### PROVIDED MATERIAL

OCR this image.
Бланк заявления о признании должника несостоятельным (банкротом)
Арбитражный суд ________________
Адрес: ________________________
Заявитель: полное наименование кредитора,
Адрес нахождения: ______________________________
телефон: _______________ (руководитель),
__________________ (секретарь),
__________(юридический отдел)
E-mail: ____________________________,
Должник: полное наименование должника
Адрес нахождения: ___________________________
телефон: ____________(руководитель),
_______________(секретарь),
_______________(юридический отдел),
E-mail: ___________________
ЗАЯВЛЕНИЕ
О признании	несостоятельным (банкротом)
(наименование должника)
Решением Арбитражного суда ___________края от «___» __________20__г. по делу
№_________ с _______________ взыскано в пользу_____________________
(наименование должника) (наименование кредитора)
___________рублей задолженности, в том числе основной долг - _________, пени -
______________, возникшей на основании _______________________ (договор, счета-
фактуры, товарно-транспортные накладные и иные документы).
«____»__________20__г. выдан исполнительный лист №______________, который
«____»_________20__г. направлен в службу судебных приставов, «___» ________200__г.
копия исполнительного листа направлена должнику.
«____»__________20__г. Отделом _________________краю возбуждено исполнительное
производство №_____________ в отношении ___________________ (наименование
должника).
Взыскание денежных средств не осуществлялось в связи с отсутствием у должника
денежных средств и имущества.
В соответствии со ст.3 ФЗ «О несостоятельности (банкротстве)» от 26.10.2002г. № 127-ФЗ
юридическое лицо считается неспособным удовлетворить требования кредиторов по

### BRIEF
Scan the listing above for the word "банкротом" and copy every line that holds it.

### ANSWER TO THIS PROBLEM
Бланк заявления о признании должника несостоятельным (банкротом)
О признании	несостоятельным (банкротом)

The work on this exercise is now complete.